# Request
Only the lines holding the string "your" are needed. Copy each one.

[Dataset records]
◇ ◇ ◇ ◇ ◇ ◇ ◇
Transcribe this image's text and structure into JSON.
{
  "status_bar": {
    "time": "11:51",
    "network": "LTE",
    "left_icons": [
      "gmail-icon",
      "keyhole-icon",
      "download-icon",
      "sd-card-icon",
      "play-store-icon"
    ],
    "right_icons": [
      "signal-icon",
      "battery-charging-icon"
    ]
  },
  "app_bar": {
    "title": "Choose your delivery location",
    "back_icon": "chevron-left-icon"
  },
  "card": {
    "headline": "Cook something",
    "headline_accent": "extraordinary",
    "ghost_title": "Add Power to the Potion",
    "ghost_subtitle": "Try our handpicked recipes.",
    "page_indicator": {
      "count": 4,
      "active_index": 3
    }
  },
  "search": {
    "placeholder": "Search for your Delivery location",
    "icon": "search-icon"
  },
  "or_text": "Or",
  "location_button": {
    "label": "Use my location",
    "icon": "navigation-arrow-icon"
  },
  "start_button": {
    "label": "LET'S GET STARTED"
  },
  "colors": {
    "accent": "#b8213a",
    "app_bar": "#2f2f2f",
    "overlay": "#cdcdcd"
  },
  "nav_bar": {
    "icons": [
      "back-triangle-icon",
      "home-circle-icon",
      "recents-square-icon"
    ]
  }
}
◇ ◇ ◇ ◇ ◇ ◇ ◇
# Result of the task
    "title": "Choose your delivery location",
    "placeholder": "Search for your Delivery location",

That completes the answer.